=== REQUIRED WORK ===
Skip any picture you find and retype all the remaining lines exactly.
::: SUPPLIED DATA :::
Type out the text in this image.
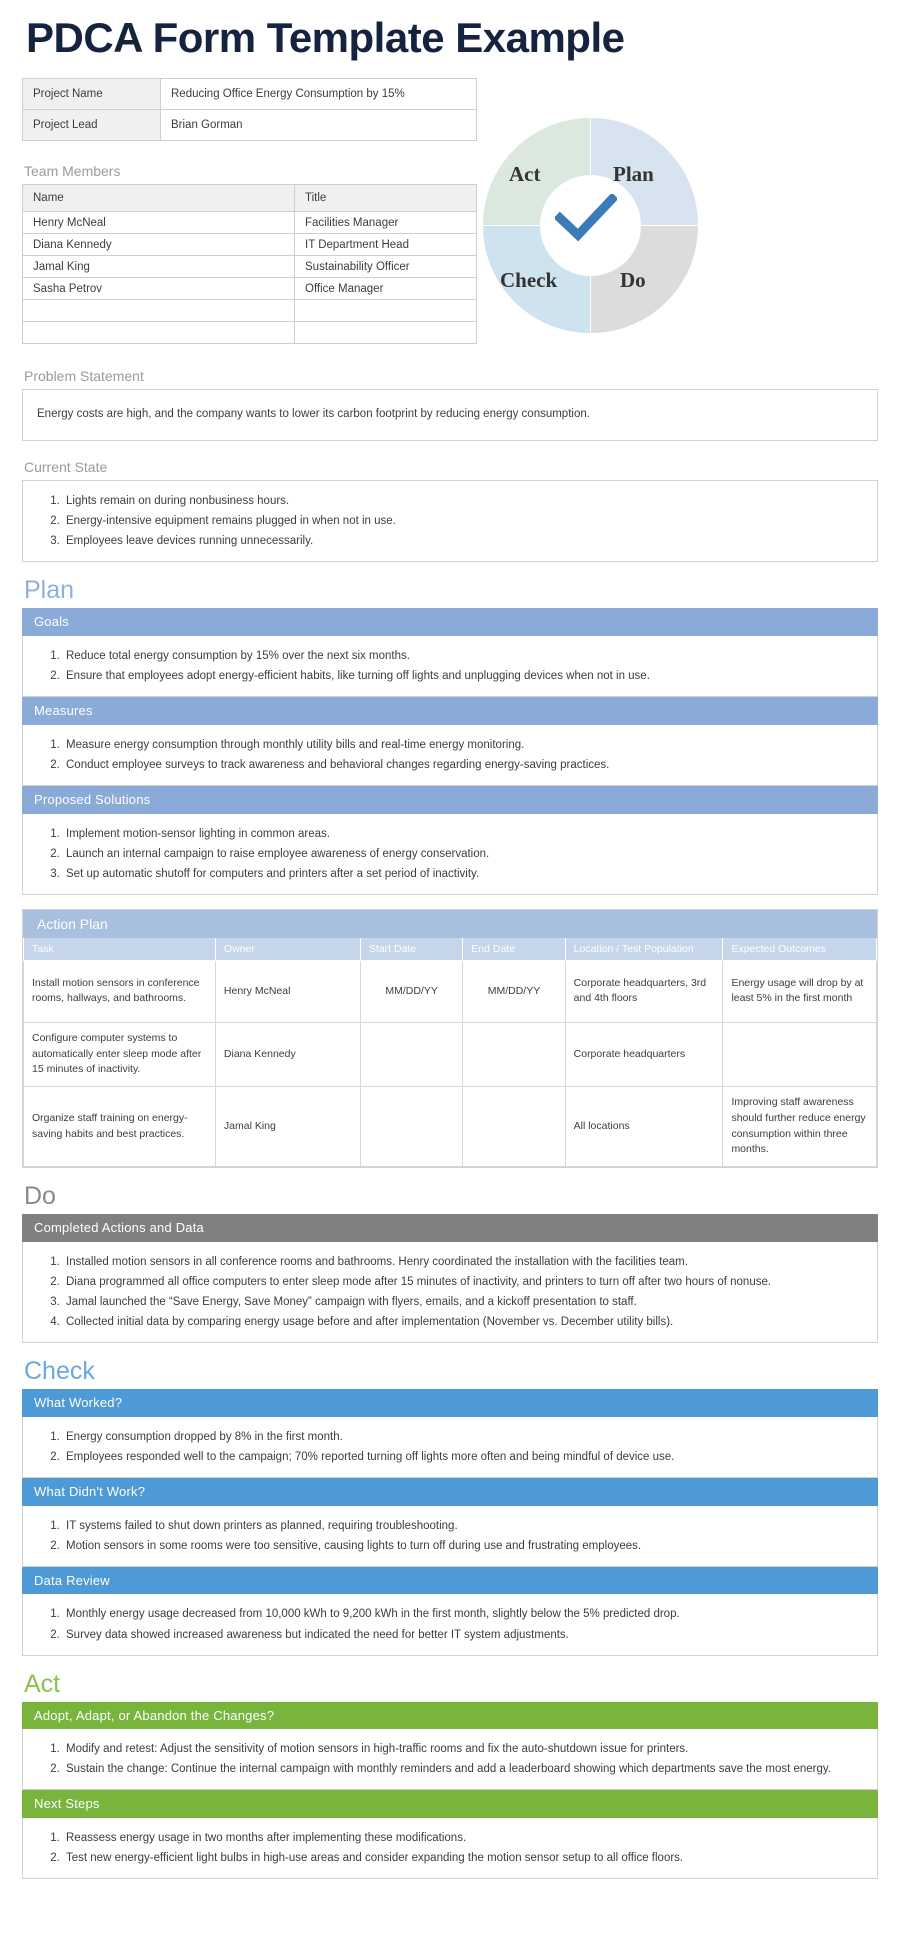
PDCA Form Template Example
Project Name	Reducing Office Energy Consumption by 15%
Project Lead	Brian Gorman
Act	Plan
Check	Do
Team Members
Name	Title
Henry McNeal	Facilities Manager
Diana Kennedy	IT Department Head
Jamal King	Sustainability Officer
Sasha Petrov	Office Manager

Problem Statement
Energy costs are high, and the company wants to lower its carbon footprint by reducing energy consumption.
Current State
1. Lights remain on during nonbusiness hours.
2. Energy-intensive equipment remains plugged in when not in use.
3. Employees leave devices running unnecessarily.
Plan
Goals
1. Reduce total energy consumption by 15% over the next six months.
2. Ensure that employees adopt energy-efficient habits, like turning off lights and unplugging devices when not in use.
Measures
1. Measure energy consumption through monthly utility bills and real-time energy monitoring.
2. Conduct employee surveys to track awareness and behavioral changes regarding energy-saving practices.
Proposed Solutions
1. Implement motion-sensor lighting in common areas.
2. Launch an internal campaign to raise employee awareness of energy conservation.
3. Set up automatic shutoff for computers and printers after a set period of inactivity.
Action Plan
Task	Owner	Start Date	End Date	Location / Test Population	Expected Outcomes
Install motion sensors in conference rooms, hallways, and bathrooms.	Henry McNeal	MM/DD/YY	MM/DD/YY	Corporate headquarters, 3rd and 4th floors	Energy usage will drop by at least 5% in the first month
Configure computer systems to automatically enter sleep mode after 15 minutes of inactivity.	Diana Kennedy			Corporate headquarters	
Organize staff training on energy-saving habits and best practices.	Jamal King			All locations	Improving staff awareness should further reduce energy consumption within three months.
Do
Completed Actions and Data
1. Installed motion sensors in all conference rooms and bathrooms. Henry coordinated the installation with the facilities team.
2. Diana programmed all office computers to enter sleep mode after 15 minutes of inactivity, and printers to turn off after two hours of nonuse.
3. Jamal launched the “Save Energy, Save Money” campaign with flyers, emails, and a kickoff presentation to staff.
4. Collected initial data by comparing energy usage before and after implementation (November vs. December utility bills).
Check
What Worked?
1. Energy consumption dropped by 8% in the first month.
2. Employees responded well to the campaign; 70% reported turning off lights more often and being mindful of device use.
What Didn't Work?
1. IT systems failed to shut down printers as planned, requiring troubleshooting.
2. Motion sensors in some rooms were too sensitive, causing lights to turn off during use and frustrating employees.
Data Review
1. Monthly energy usage decreased from 10,000 kWh to 9,200 kWh in the first month, slightly below the 5% predicted drop.
2. Survey data showed increased awareness but indicated the need for better IT system adjustments.
Act
Adopt, Adapt, or Abandon the Changes?
1. Modify and retest: Adjust the sensitivity of motion sensors in high-traffic rooms and fix the auto-shutdown issue for printers.
2. Sustain the change: Continue the internal campaign with monthly reminders and add a leaderboard showing which departments save the most energy.
Next Steps
1. Reassess energy usage in two months after implementing these modifications.
2. Test new energy-efficient light bulbs in high-use areas and consider expanding the motion sensor setup to all office floors.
:::
=== RESULT OF THIS TASK ===
Type out the text in this image.
PDCA Form Template Example
Project Name	Reducing Office Energy Consumption by 15%
Project Lead	Brian Gorman
Act	Plan
Check	Do
Team Members
Name	Title
Henry McNeal	Facilities Manager
Diana Kennedy	IT Department Head
Jamal King	Sustainability Officer
Sasha Petrov	Office Manager

Problem Statement
Energy costs are high, and the company wants to lower its carbon footprint by reducing energy consumption.
Current State
1. Lights remain on during nonbusiness hours.
2. Energy-intensive equipment remains plugged in when not in use.
3. Employees leave devices running unnecessarily.
Plan
Goals
1. Reduce total energy consumption by 15% over the next six months.
2. Ensure that employees adopt energy-efficient habits, like turning off lights and unplugging devices when not in use.
Measures
1. Measure energy consumption through monthly utility bills and real-time energy monitoring.
2. Conduct employee surveys to track awareness and behavioral changes regarding energy-saving practices.
Proposed Solutions
1. Implement motion-sensor lighting in common areas.
2. Launch an internal campaign to raise employee awareness of energy conservation.
3. Set up automatic shutoff for computers and printers after a set period of inactivity.
Action Plan
Task	Owner	Start Date	End Date	Location / Test Population	Expected Outcomes
Install motion sensors in conference rooms, hallways, and bathrooms.	Henry McNeal	MM/DD/YY	MM/DD/YY	Corporate headquarters, 3rd and 4th floors	Energy usage will drop by at least 5% in the first month
Configure computer systems to automatically enter sleep mode after 15 minutes of inactivity.	Diana Kennedy			Corporate headquarters	
Organize staff training on energy-saving habits and best practices.	Jamal King			All locations	Improving staff awareness should further reduce energy consumption within three months.
Do
Completed Actions and Data
1. Installed motion sensors in all conference rooms and bathrooms. Henry coordinated the installation with the facilities team.
2. Diana programmed all office computers to enter sleep mode after 15 minutes of inactivity, and printers to turn off after two hours of nonuse.
3. Jamal launched the “Save Energy, Save Money” campaign with flyers, emails, and a kickoff presentation to staff.
4. Collected initial data by comparing energy usage before and after implementation (November vs. December utility bills).
Check
What Worked?
1. Energy consumption dropped by 8% in the first month.
2. Employees responded well to the campaign; 70% reported turning off lights more often and being mindful of device use.
What Didn't Work?
1. IT systems failed to shut down printers as planned, requiring troubleshooting.
2. Motion sensors in some rooms were too sensitive, causing lights to turn off during use and frustrating employees.
Data Review
1. Monthly energy usage decreased from 10,000 kWh to 9,200 kWh in the first month, slightly below the 5% predicted drop.
2. Survey data showed increased awareness but indicated the need for better IT system adjustments.
Act
Adopt, Adapt, or Abandon the Changes?
1. Modify and retest: Adjust the sensitivity of motion sensors in high-traffic rooms and fix the auto-shutdown issue for printers.
2. Sustain the change: Continue the internal campaign with monthly reminders and add a leaderboard showing which departments save the most energy.
Next Steps
1. Reassess energy usage in two months after implementing these modifications.
2. Test new energy-efficient light bulbs in high-use areas and consider expanding the motion sensor setup to all office floors.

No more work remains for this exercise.